Aktualności Dodano: 20 października 2022

"Biegacz, dziwka, Arab, mąż" DKF Wiesława Kota

Data rozpoczęcia: 2022-10-28 18:00
Data zakonczenia: 2022-10-28

reżyseria: Alain Guiraudie
scenariusz: Alain Guiraudie
gatunek: Komedia
produkcja: Francja
premiera: 5 sierpnia 2022 (Polska)

 

Kolejne spotkanie Dyskusyjnego Klubu Filmowego Wiesława Kota, tym razem wokół komedii francuskiej. Zapraszamy na seans filmu "Biegacz, dziwka, Arab, mąż", który zabierze nas do Clermont-Ferrand. Prelekcja, którą możecie Państwo przeczytać już teraz, zostanie wygłoszona przez krytyka przed seansem, a po projekcji, jak zawsze, dyskusja.

 

 

Przed nami dziś specyficzna, chciałoby się powiedzieć, nieoczywista komedia francuska pod tytułem „Biegacz, dziwka, Arab, mąż”. Jest to polski tytuł - może z tych bardziej ryzykownych; może polski dystrybutor zagalopował się w tej próbie pozyskania widza poprzez umieszczenie w tytule słów prowokacyjnych. Ostatecznie na rynkach światowych ten francuski film chodzi pod tytułem „Nobody’s Hero”, czyli „bohater bez przydziału”, „bohater dla nikogo”. Ale cóż, do udziwaczniania zachodnich tytułów przez polskich dystrybutorów przywykliśmy już dawno. A co najmniej od połowy lat osiemdziesiątych ubiegłego wieku, kiedy to amerykański film taneczno-muzyczny chodził na świecie pod tytułem „Dirty Dancing”, a u nas był reklamowany jako „Wirujący seks”.

### UDOSTĘPNIONY MATERIAŁ
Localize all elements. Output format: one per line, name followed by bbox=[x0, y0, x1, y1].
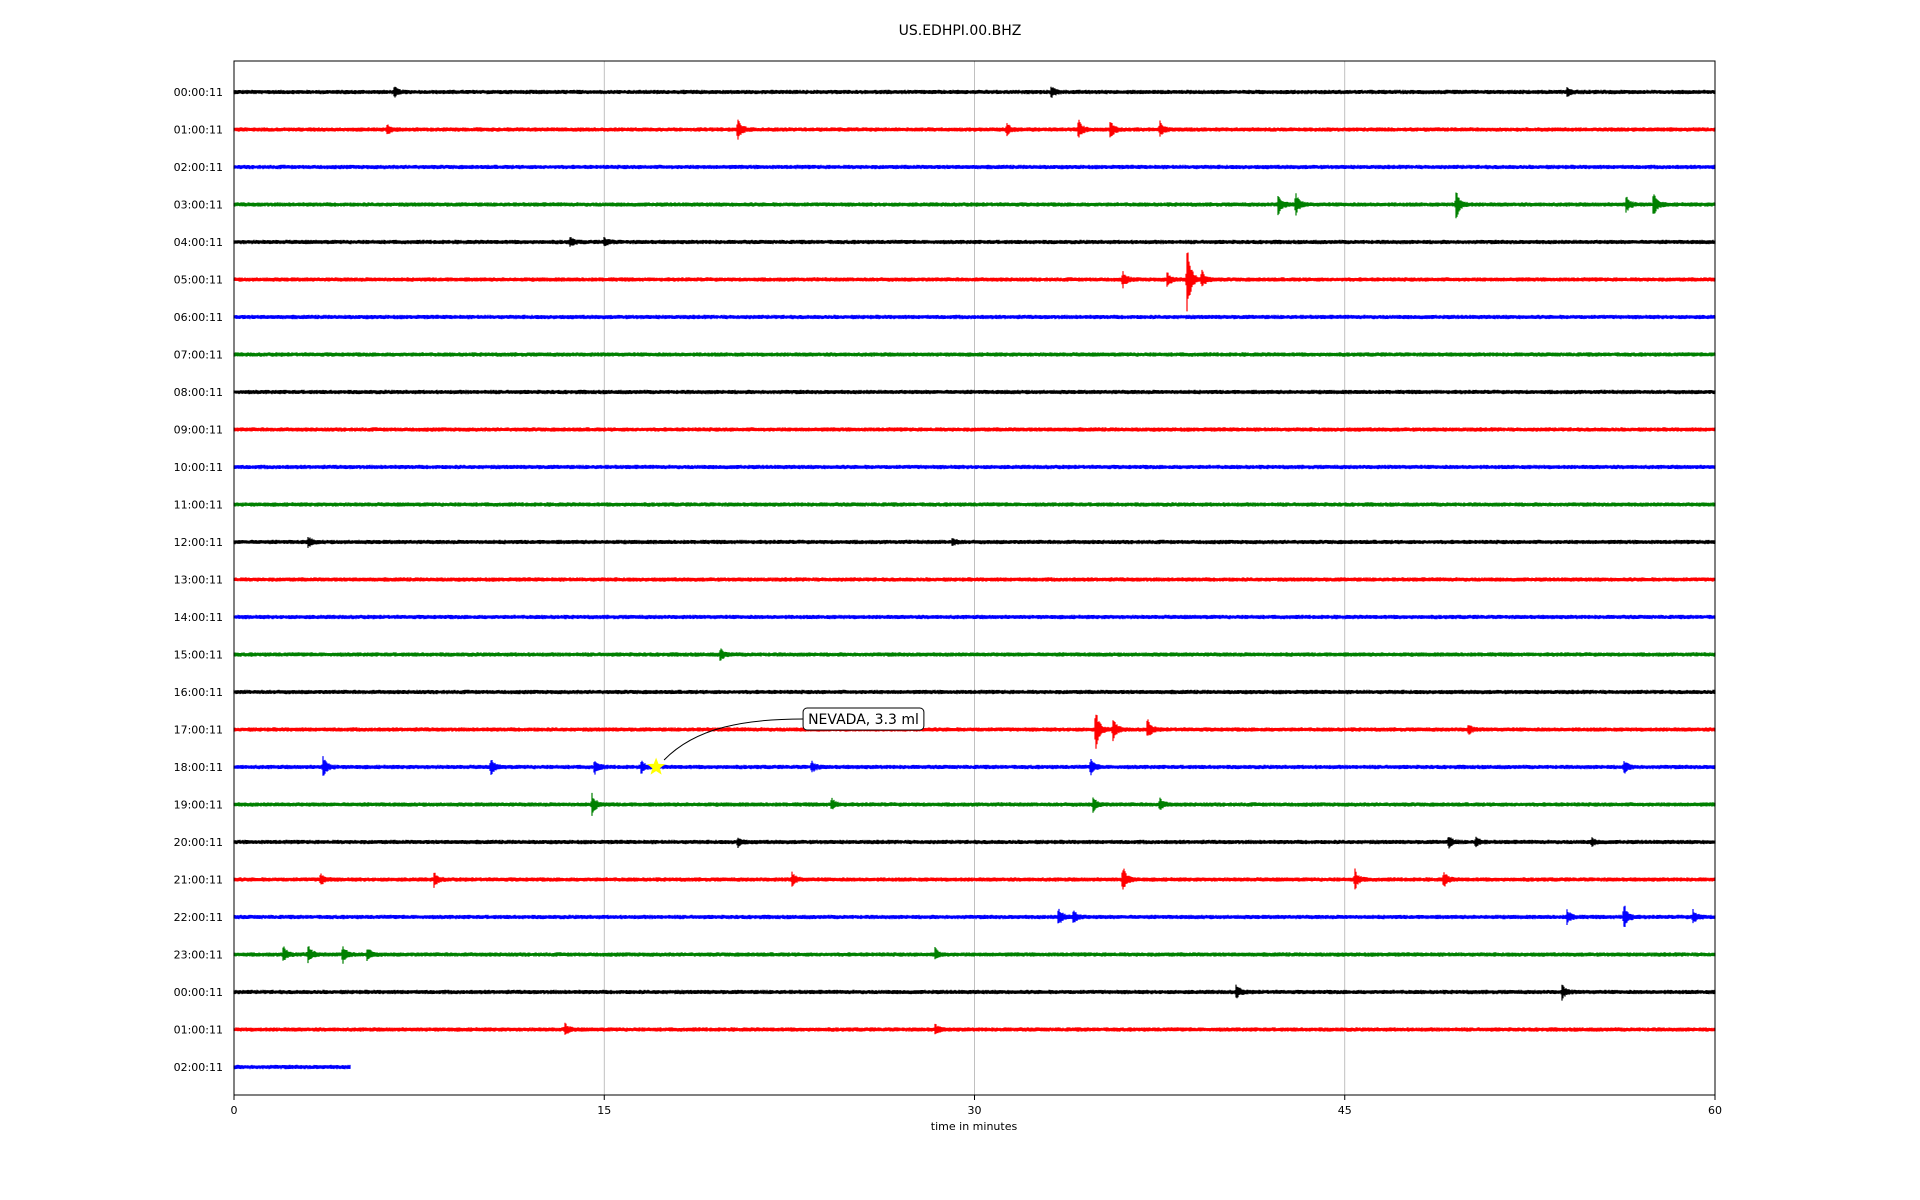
x-tick-label-2: 30 bbox=[968, 1104, 982, 1117]
trace-row-14 bbox=[233, 614, 1716, 620]
x-tick-label-1: 15 bbox=[597, 1104, 611, 1117]
row-label-25: 01:00:11 bbox=[174, 1024, 223, 1037]
row-label-3: 03:00:11 bbox=[174, 199, 223, 212]
row-label-7: 07:00:11 bbox=[174, 349, 223, 362]
row-label-15: 15:00:11 bbox=[174, 649, 223, 662]
row-label-22: 22:00:11 bbox=[174, 911, 223, 924]
trace-row-2 bbox=[233, 164, 1716, 170]
row-label-9: 09:00:11 bbox=[174, 424, 223, 437]
row-label-11: 11:00:11 bbox=[174, 499, 223, 512]
row-label-2: 02:00:11 bbox=[174, 161, 223, 174]
trace-row-11 bbox=[233, 502, 1716, 507]
row-label-4: 04:00:11 bbox=[174, 236, 223, 249]
trace-row-6 bbox=[233, 314, 1716, 320]
row-label-14: 14:00:11 bbox=[174, 611, 223, 624]
trace-row-16 bbox=[233, 689, 1716, 695]
annotation-box bbox=[802, 707, 925, 731]
row-label-16: 16:00:11 bbox=[174, 686, 223, 699]
row-label-24: 00:00:11 bbox=[174, 986, 223, 999]
trace-row-26 bbox=[233, 1064, 351, 1070]
row-label-23: 23:00:11 bbox=[174, 949, 223, 962]
row-label-8: 08:00:11 bbox=[174, 386, 223, 399]
trace-row-9 bbox=[233, 427, 1716, 432]
row-label-21: 21:00:11 bbox=[174, 874, 223, 887]
annotations: NEVADA, 3.3 ml bbox=[647, 707, 925, 775]
row-label-12: 12:00:11 bbox=[174, 536, 223, 549]
trace-row-7 bbox=[233, 352, 1716, 357]
row-label-0: 00:00:11 bbox=[174, 86, 223, 99]
row-label-26: 02:00:11 bbox=[174, 1061, 223, 1074]
row-label-6: 06:00:11 bbox=[174, 311, 223, 324]
x-tick-label-3: 45 bbox=[1338, 1104, 1352, 1117]
row-label-18: 18:00:11 bbox=[174, 761, 223, 774]
event-star-marker bbox=[647, 757, 666, 775]
x-axis-label: time in minutes bbox=[931, 1120, 1018, 1133]
row-label-20: 20:00:11 bbox=[174, 836, 223, 849]
row-label-17: 17:00:11 bbox=[174, 724, 223, 737]
row-label-19: 19:00:11 bbox=[174, 799, 223, 812]
row-label-10: 10:00:11 bbox=[174, 461, 223, 474]
chart-title: US.EDHPI.00.BHZ bbox=[899, 23, 1022, 39]
row-label-13: 13:00:11 bbox=[174, 574, 223, 587]
row-labels: 00:00:11 01:00:11 02:00:11 03:00:11 04:00:11… bbox=[174, 86, 223, 1074]
annotation-leader-line bbox=[663, 718, 804, 761]
x-tick-label-0: 0 bbox=[231, 1104, 238, 1117]
row-label-1: 01:00:11 bbox=[174, 124, 223, 137]
trace-row-8 bbox=[233, 389, 1716, 395]
x-tick-label-4: 60 bbox=[1708, 1104, 1722, 1117]
row-label-5: 05:00:11 bbox=[174, 274, 223, 287]
x-axis-ticks: 0 15 30 45 60 bbox=[231, 1095, 1722, 1117]
annotation-label: NEVADA, 3.3 ml bbox=[808, 712, 919, 728]
trace-row-13 bbox=[233, 577, 1716, 582]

### POLECENIA DO ĆWICZENIA
A: Odpowiedz na podstawie zapowiedzi seansu:
(i) Kto wyreżyserował film?
(ii) Do jakiego miasta zabiera widzów film?
(iii) Pod jakim tytułem film chodzi na rynkach światowych?
B: Wypisz, proszę, wszystkie pola opisu filmu podane w zapowiedzi seansu pod datami rozpoczęcia i zakończenia, każde razem z jego wartością.
Wiersze nie są potrzebne do wykonania zadań.

### ODPOWIEDZI DO ĆWICZENIA
A:
(i) Alain Guiraudie
(ii) Clermont-Ferrand
(iii) „Nobody’s Hero”

B:
reżyseria: Alain Guiraudie
scenariusz: Alain Guiraudie
gatunek: Komedia
produkcja: Francja
premiera: 5 sierpnia 2022 (Polska)